— start of DATA SUPPLIED —

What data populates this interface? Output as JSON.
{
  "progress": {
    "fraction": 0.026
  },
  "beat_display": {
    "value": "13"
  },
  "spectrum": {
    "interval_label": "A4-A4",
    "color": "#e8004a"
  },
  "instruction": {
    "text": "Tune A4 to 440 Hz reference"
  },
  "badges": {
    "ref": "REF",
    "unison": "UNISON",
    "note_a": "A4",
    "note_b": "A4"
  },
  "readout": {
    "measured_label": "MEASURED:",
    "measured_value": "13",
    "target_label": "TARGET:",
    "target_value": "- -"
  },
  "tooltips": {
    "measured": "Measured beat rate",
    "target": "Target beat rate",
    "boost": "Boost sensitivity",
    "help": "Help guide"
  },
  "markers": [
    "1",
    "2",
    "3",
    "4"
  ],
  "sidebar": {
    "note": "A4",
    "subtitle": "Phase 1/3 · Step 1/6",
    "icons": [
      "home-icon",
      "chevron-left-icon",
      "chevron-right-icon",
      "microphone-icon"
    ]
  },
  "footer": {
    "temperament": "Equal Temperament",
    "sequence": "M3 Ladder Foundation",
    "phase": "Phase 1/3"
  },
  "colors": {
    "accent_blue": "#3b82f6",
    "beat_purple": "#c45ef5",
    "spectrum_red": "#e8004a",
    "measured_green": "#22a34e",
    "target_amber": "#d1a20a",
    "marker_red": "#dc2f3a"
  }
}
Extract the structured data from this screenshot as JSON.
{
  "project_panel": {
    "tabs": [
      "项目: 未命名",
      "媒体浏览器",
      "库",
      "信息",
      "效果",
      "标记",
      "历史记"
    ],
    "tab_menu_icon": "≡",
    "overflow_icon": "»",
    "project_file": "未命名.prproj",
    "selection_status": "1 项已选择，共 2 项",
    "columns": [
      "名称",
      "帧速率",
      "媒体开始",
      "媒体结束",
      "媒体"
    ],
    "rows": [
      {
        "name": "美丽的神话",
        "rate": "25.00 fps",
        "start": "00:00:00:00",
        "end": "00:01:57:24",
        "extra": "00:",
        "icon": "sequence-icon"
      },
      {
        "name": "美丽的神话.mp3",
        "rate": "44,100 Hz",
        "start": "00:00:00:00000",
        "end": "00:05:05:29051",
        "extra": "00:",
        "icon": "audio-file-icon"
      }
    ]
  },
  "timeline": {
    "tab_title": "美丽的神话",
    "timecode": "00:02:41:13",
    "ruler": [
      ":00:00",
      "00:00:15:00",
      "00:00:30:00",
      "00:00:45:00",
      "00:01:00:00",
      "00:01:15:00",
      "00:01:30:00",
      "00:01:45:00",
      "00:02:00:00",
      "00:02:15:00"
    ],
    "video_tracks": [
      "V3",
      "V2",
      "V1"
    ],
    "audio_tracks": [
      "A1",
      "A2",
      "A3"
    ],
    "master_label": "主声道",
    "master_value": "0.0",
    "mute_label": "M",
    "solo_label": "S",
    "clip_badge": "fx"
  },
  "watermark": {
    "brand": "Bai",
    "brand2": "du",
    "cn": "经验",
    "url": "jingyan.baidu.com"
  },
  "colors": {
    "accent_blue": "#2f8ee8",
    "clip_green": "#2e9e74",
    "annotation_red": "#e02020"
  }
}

— end of DATA SUPPLIED —

WHAT IS NEEDED:
Would you reproduce all the entries exactly?

RESPONSE:
What data populates this interface? Output as JSON.
{
  "progress": {
    "fraction": 0.026
  },
  "beat_display": {
    "value": "13"
  },
  "spectrum": {
    "interval_label": "A4-A4",
    "color": "#e8004a"
  },
  "instruction": {
    "text": "Tune A4 to 440 Hz reference"
  },
  "badges": {
    "ref": "REF",
    "unison": "UNISON",
    "note_a": "A4",
    "note_b": "A4"
  },
  "readout": {
    "measured_label": "MEASURED:",
    "measured_value": "13",
    "target_label": "TARGET:",
    "target_value": "- -"
  },
  "tooltips": {
    "measured": "Measured beat rate",
    "target": "Target beat rate",
    "boost": "Boost sensitivity",
    "help": "Help guide"
  },
  "markers": [
    "1",
    "2",
    "3",
    "4"
  ],
  "sidebar": {
    "note": "A4",
    "subtitle": "Phase 1/3 · Step 1/6",
    "icons": [
      "home-icon",
      "chevron-left-icon",
      "chevron-right-icon",
      "microphone-icon"
    ]
  },
  "footer": {
    "temperament": "Equal Temperament",
    "sequence": "M3 Ladder Foundation",
    "phase": "Phase 1/3"
  },
  "colors": {
    "accent_blue": "#3b82f6",
    "beat_purple": "#c45ef5",
    "spectrum_red": "#e8004a",
    "measured_green": "#22a34e",
    "target_amber": "#d1a20a",
    "marker_red": "#dc2f3a"
  }
}
Extract the structured data from this screenshot as JSON.
{
  "project_panel": {
    "tabs": [
      "项目: 未命名",
      "媒体浏览器",
      "库",
      "信息",
      "效果",
      "标记",
      "历史记"
    ],
    "tab_menu_icon": "≡",
    "overflow_icon": "»",
    "project_file": "未命名.prproj",
    "selection_status": "1 项已选择，共 2 项",
    "columns": [
      "名称",
      "帧速率",
      "媒体开始",
      "媒体结束",
      "媒体"
    ],
    "rows": [
      {
        "name": "美丽的神话",
        "rate": "25.00 fps",
        "start": "00:00:00:00",
        "end": "00:01:57:24",
        "extra": "00:",
        "icon": "sequence-icon"
      },
      {
        "name": "美丽的神话.mp3",
        "rate": "44,100 Hz",
        "start": "00:00:00:00000",
        "end": "00:05:05:29051",
        "extra": "00:",
        "icon": "audio-file-icon"
      }
    ]
  },
  "timeline": {
    "tab_title": "美丽的神话",
    "timecode": "00:02:41:13",
    "ruler": [
      ":00:00",
      "00:00:15:00",
      "00:00:30:00",
      "00:00:45:00",
      "00:01:00:00",
      "00:01:15:00",
      "00:01:30:00",
      "00:01:45:00",
      "00:02:00:00",
      "00:02:15:00"
    ],
    "video_tracks": [
      "V3",
      "V2",
      "V1"
    ],
    "audio_tracks": [
      "A1",
      "A2",
      "A3"
    ],
    "master_label": "主声道",
    "master_value": "0.0",
    "mute_label": "M",
    "solo_label": "S",
    "clip_badge": "fx"
  },
  "watermark": {
    "brand": "Bai",
    "brand2": "du",
    "cn": "经验",
    "url": "jingyan.baidu.com"
  },
  "colors": {
    "accent_blue": "#2f8ee8",
    "clip_green": "#2e9e74",
    "annotation_red": "#e02020"
  }
}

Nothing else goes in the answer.